━━ DATA SUPPLIED
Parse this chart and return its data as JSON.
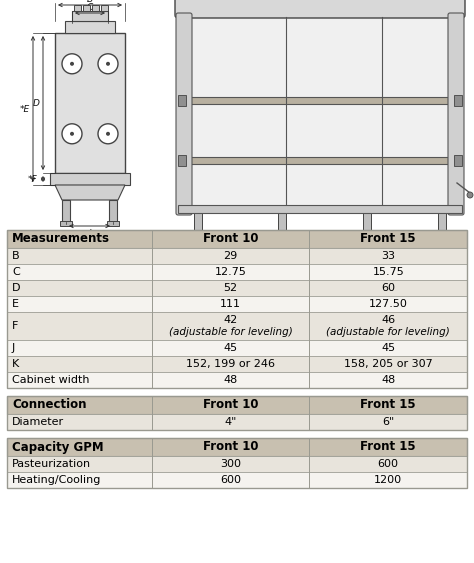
{
  "table1_header": [
    "Measurements",
    "Front 10",
    "Front 15"
  ],
  "table1_rows": [
    [
      "B",
      "29",
      "33"
    ],
    [
      "C",
      "12.75",
      "15.75"
    ],
    [
      "D",
      "52",
      "60"
    ],
    [
      "E",
      "111",
      "127.50"
    ],
    [
      "F",
      "42\n(adjustable for leveling)",
      "46\n(adjustable for leveling)"
    ],
    [
      "J",
      "45",
      "45"
    ],
    [
      "K",
      "152, 199 or 246",
      "158, 205 or 307"
    ],
    [
      "Cabinet width",
      "48",
      "48"
    ]
  ],
  "table2_header": [
    "Connection",
    "Front 10",
    "Front 15"
  ],
  "table2_rows": [
    [
      "Diameter",
      "4\"",
      "6\""
    ]
  ],
  "table3_header": [
    "Capacity GPM",
    "Front 10",
    "Front 15"
  ],
  "table3_rows": [
    [
      "Pasteurization",
      "300",
      "600"
    ],
    [
      "Heating/Cooling",
      "600",
      "1200"
    ]
  ],
  "header_bg": "#c8c0b0",
  "row_bg_even": "#e8e4dc",
  "row_bg_odd": "#f5f3ef",
  "border_color": "#999990",
  "text_color": "#000000",
  "header_fontsize": 8.5,
  "row_fontsize": 8,
  "fig_bg": "#ffffff",
  "diag_bg": "#ffffff"
}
━━━━
### EXERCISE OBJECTIVE
Search the data above for the string "adjustable" and return every line that has it.

### SOLUTION TO THIS PROBLEM
      "42\n(adjustable for leveling)",
      "46\n(adjustable for leveling)"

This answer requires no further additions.